## Goal:
Copy each line of the entries that contains the word "xlabel".

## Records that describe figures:
•••
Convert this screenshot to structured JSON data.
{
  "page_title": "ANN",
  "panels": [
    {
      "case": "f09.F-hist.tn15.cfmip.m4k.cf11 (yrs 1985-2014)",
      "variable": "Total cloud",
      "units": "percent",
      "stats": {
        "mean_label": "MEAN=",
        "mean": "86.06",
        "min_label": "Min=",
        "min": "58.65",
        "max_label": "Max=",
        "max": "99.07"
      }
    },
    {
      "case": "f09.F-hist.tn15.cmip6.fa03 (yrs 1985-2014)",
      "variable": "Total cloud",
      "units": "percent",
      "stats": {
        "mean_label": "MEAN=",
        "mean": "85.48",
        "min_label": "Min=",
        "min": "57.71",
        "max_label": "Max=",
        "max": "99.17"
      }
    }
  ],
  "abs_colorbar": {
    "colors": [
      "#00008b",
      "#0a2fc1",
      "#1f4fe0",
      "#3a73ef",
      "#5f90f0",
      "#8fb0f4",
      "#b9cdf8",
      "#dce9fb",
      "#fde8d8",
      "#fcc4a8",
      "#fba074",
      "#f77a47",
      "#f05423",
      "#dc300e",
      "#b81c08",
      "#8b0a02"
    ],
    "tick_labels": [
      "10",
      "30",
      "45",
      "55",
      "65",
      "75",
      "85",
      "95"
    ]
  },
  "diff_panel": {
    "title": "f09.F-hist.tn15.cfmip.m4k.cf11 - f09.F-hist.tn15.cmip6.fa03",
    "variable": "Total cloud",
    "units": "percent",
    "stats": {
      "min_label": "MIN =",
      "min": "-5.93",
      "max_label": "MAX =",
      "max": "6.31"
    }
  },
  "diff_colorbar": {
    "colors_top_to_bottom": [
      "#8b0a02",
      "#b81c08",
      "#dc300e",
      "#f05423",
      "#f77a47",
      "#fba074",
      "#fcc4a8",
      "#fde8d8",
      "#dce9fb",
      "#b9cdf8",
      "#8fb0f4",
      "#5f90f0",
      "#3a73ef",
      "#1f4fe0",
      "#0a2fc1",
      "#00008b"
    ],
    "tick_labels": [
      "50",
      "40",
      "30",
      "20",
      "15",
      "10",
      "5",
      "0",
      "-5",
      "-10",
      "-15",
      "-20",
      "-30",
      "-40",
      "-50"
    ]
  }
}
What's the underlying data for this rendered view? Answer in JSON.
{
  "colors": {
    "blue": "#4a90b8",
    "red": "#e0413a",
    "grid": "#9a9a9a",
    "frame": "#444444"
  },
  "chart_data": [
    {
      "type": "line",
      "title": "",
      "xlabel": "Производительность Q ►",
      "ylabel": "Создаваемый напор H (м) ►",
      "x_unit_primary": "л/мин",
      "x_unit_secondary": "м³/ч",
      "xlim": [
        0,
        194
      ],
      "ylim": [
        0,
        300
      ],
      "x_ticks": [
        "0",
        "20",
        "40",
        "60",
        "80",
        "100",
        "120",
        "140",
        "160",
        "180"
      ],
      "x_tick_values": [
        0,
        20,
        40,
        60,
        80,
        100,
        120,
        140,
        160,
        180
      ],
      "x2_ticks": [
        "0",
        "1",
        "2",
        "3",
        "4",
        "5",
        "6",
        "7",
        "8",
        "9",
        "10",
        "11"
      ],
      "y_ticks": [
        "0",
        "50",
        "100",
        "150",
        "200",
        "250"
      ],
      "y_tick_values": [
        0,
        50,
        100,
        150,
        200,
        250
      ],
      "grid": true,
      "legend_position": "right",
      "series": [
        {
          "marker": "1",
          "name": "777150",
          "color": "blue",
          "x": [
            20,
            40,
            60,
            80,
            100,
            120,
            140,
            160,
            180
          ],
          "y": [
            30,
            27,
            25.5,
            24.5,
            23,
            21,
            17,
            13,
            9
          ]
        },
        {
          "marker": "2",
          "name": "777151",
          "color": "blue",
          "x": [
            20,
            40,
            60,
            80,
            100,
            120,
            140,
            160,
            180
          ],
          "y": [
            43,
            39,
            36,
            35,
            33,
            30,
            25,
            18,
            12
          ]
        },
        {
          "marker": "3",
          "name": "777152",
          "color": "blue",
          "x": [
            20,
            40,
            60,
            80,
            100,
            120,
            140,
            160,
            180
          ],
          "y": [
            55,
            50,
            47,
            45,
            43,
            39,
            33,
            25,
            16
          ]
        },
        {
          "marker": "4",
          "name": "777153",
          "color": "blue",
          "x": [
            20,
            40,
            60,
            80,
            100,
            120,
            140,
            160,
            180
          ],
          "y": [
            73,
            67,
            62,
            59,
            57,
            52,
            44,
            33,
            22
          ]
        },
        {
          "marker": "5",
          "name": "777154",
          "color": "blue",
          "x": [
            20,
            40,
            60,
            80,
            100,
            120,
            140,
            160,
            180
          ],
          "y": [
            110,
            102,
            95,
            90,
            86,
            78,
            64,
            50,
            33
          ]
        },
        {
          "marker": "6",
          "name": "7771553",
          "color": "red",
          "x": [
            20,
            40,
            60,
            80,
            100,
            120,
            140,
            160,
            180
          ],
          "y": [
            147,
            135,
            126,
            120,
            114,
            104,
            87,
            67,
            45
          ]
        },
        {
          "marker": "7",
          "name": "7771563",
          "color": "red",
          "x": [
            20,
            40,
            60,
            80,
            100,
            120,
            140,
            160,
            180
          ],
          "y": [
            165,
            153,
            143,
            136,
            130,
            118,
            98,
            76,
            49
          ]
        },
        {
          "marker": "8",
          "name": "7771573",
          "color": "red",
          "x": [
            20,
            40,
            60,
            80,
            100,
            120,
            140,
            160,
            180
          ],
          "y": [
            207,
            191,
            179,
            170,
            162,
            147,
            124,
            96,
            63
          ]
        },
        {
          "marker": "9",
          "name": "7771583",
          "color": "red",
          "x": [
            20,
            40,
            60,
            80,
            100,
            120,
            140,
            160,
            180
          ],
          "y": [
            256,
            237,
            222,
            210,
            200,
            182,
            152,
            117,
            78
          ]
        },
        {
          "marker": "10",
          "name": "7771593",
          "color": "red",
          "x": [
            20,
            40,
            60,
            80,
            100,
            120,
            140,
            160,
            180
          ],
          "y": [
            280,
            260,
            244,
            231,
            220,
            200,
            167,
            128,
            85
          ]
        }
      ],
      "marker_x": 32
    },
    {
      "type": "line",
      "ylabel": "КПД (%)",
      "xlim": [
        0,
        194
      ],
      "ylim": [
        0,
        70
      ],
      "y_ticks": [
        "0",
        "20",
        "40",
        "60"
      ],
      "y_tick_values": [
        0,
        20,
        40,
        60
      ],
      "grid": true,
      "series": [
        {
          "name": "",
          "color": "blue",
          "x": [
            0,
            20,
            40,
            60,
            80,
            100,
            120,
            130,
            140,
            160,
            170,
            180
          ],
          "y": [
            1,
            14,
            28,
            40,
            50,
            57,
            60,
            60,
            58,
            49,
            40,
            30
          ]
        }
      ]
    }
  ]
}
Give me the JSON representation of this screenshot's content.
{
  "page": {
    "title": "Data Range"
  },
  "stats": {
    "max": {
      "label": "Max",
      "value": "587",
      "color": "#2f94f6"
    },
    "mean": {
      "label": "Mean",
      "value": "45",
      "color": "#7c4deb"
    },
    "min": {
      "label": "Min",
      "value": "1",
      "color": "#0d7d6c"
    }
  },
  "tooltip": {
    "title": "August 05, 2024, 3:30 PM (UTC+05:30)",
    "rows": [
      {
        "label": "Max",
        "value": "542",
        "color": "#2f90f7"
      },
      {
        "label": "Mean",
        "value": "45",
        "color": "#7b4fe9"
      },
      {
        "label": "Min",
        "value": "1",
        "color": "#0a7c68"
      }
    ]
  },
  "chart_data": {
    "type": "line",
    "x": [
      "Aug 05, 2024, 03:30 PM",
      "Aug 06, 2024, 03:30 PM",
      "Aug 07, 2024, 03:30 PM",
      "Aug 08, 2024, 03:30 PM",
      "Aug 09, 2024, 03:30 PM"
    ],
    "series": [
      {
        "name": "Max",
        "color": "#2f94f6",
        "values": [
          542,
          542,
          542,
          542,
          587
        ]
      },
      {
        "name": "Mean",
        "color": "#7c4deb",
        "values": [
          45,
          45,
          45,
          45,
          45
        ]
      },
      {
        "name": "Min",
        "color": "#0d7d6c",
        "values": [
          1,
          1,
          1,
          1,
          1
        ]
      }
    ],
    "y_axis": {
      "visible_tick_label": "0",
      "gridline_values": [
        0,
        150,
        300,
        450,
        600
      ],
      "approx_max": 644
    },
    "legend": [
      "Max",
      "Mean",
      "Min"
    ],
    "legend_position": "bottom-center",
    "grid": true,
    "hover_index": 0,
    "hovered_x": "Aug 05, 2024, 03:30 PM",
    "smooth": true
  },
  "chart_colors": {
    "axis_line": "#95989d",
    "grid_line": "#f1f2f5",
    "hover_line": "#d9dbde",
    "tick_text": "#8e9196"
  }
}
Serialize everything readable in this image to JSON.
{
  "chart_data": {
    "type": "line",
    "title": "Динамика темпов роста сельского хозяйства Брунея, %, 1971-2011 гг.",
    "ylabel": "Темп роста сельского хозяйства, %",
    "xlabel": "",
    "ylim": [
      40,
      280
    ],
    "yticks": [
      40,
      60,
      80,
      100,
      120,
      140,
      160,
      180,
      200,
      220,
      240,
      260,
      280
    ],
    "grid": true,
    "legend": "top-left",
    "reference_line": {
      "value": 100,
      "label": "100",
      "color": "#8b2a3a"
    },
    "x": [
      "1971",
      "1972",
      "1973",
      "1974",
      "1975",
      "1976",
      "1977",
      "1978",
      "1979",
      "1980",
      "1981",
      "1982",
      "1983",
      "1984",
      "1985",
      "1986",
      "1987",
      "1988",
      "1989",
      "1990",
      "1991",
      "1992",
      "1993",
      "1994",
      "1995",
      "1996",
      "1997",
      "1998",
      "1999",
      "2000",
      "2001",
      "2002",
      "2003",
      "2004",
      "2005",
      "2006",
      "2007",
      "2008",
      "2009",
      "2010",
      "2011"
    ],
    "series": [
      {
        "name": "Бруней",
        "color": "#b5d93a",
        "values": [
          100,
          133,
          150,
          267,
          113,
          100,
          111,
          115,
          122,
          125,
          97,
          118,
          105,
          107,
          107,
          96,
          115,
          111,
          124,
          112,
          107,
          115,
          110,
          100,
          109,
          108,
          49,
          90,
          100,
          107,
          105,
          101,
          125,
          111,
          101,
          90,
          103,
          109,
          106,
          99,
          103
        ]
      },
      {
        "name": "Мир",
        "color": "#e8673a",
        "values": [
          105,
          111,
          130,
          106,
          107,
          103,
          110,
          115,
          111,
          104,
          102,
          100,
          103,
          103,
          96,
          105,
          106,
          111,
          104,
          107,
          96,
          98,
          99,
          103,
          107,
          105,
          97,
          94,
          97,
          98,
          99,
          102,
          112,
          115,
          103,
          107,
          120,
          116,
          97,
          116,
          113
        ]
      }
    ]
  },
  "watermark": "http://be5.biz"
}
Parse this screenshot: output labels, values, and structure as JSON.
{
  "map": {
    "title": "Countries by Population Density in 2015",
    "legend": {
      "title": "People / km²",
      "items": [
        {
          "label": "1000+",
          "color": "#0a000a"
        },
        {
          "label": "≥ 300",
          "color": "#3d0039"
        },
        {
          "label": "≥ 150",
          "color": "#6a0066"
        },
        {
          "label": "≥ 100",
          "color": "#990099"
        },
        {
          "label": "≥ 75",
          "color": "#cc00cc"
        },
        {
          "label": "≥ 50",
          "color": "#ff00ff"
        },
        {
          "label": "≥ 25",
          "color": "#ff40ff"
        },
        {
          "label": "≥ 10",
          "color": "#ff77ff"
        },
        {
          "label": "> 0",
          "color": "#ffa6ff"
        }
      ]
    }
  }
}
•••
## Correct answer:
      "xlabel": "Производительность Q ►",
    "xlabel": "",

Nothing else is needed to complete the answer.